> _Stated task_
Return the listing below in full, with every line exactly as it is.

· · ·

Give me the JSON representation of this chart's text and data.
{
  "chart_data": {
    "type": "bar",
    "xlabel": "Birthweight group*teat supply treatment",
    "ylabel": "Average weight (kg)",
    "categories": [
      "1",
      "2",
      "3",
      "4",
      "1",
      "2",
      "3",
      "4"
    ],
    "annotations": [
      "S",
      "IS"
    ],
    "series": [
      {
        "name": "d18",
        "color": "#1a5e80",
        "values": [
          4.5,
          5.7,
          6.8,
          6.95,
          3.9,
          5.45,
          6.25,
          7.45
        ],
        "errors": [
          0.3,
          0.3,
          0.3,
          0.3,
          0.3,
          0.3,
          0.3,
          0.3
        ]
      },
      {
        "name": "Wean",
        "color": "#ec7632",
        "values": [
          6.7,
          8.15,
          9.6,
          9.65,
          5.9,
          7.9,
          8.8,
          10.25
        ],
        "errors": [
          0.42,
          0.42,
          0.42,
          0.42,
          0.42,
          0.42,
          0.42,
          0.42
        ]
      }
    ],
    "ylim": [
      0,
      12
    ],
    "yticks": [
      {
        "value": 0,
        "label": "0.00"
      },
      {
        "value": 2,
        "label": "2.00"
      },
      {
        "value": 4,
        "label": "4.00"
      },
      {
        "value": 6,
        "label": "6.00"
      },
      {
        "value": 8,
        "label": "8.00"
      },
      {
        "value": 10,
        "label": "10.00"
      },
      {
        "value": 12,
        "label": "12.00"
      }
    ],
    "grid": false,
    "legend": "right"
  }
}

· · ·

> _Response to the task_
Give me the JSON representation of this chart's text and data.
{
  "chart_data": {
    "type": "bar",
    "xlabel": "Birthweight group*teat supply treatment",
    "ylabel": "Average weight (kg)",
    "categories": [
      "1",
      "2",
      "3",
      "4",
      "1",
      "2",
      "3",
      "4"
    ],
    "annotations": [
      "S",
      "IS"
    ],
    "series": [
      {
        "name": "d18",
        "color": "#1a5e80",
        "values": [
          4.5,
          5.7,
          6.8,
          6.95,
          3.9,
          5.45,
          6.25,
          7.45
        ],
        "errors": [
          0.3,
          0.3,
          0.3,
          0.3,
          0.3,
          0.3,
          0.3,
          0.3
        ]
      },
      {
        "name": "Wean",
        "color": "#ec7632",
        "values": [
          6.7,
          8.15,
          9.6,
          9.65,
          5.9,
          7.9,
          8.8,
          10.25
        ],
        "errors": [
          0.42,
          0.42,
          0.42,
          0.42,
          0.42,
          0.42,
          0.42,
          0.42
        ]
      }
    ],
    "ylim": [
      0,
      12
    ],
    "yticks": [
      {
        "value": 0,
        "label": "0.00"
      },
      {
        "value": 2,
        "label": "2.00"
      },
      {
        "value": 4,
        "label": "4.00"
      },
      {
        "value": 6,
        "label": "6.00"
      },
      {
        "value": 8,
        "label": "8.00"
      },
      {
        "value": 10,
        "label": "10.00"
      },
      {
        "value": 12,
        "label": "12.00"
      }
    ],
    "grid": false,
    "legend": "right"
  }
}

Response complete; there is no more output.